Quote the whole listing exactly. Leave the pictures out of your copy.

☆ ☆ ☆

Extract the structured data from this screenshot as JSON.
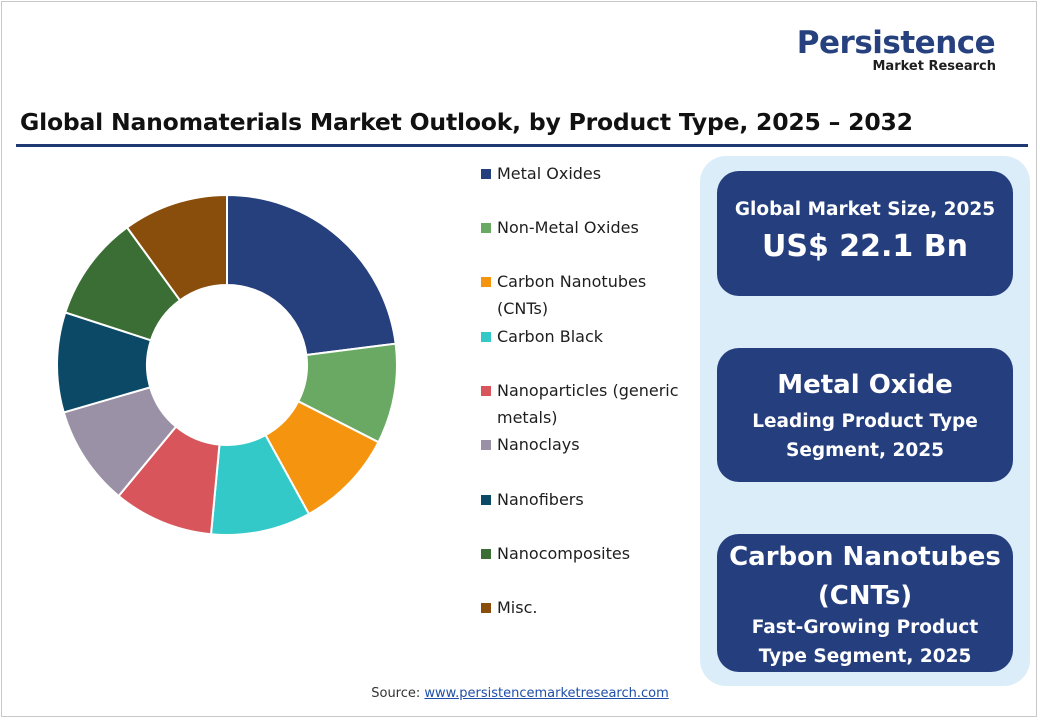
{
  "brand": {
    "name": "Persistence",
    "tagline": "Market Research"
  },
  "chart_data": {
    "type": "pie",
    "style": "donut",
    "title": "Global Nanomaterials Market Outlook, by Product Type, 2025 – 2032",
    "legend_placement": "right",
    "categories": [
      "Metal Oxides",
      "Non-Metal Oxides",
      "Carbon Nanotubes (CNTs)",
      "Carbon Black",
      "Nanoparticles (generic metals)",
      "Nanoclays",
      "Nanofibers",
      "Nanocomposites",
      "Misc."
    ],
    "values": [
      23,
      9.5,
      9.5,
      9.5,
      9.5,
      9.5,
      9.5,
      10,
      10
    ],
    "colors": [
      "#26407e",
      "#6aa964",
      "#f5940f",
      "#33c9c9",
      "#d8565b",
      "#9b91a6",
      "#0b4966",
      "#3b6e35",
      "#8a4e0c"
    ]
  },
  "cards": {
    "market_size": {
      "label": "Global Market Size, 2025",
      "value": "US$ 22.1 Bn"
    },
    "leading": {
      "main": "Metal Oxide",
      "sub": "Leading Product Type Segment, 2025"
    },
    "growing": {
      "main": "Carbon Nanotubes (CNTs)",
      "sub": "Fast-Growing Product Type Segment, 2025"
    }
  },
  "source": {
    "label": "Source:",
    "link": "www.persistencemarketresearch.com"
  }
}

☆ ☆ ☆

Expected answer:
Extract the structured data from this screenshot as JSON.
{
  "brand": {
    "name": "Persistence",
    "tagline": "Market Research"
  },
  "chart_data": {
    "type": "pie",
    "style": "donut",
    "title": "Global Nanomaterials Market Outlook, by Product Type, 2025 – 2032",
    "legend_placement": "right",
    "categories": [
      "Metal Oxides",
      "Non-Metal Oxides",
      "Carbon Nanotubes (CNTs)",
      "Carbon Black",
      "Nanoparticles (generic metals)",
      "Nanoclays",
      "Nanofibers",
      "Nanocomposites",
      "Misc."
    ],
    "values": [
      23,
      9.5,
      9.5,
      9.5,
      9.5,
      9.5,
      9.5,
      10,
      10
    ],
    "colors": [
      "#26407e",
      "#6aa964",
      "#f5940f",
      "#33c9c9",
      "#d8565b",
      "#9b91a6",
      "#0b4966",
      "#3b6e35",
      "#8a4e0c"
    ]
  },
  "cards": {
    "market_size": {
      "label": "Global Market Size, 2025",
      "value": "US$ 22.1 Bn"
    },
    "leading": {
      "main": "Metal Oxide",
      "sub": "Leading Product Type Segment, 2025"
    },
    "growing": {
      "main": "Carbon Nanotubes (CNTs)",
      "sub": "Fast-Growing Product Type Segment, 2025"
    }
  },
  "source": {
    "label": "Source:",
    "link": "www.persistencemarketresearch.com"
  }
}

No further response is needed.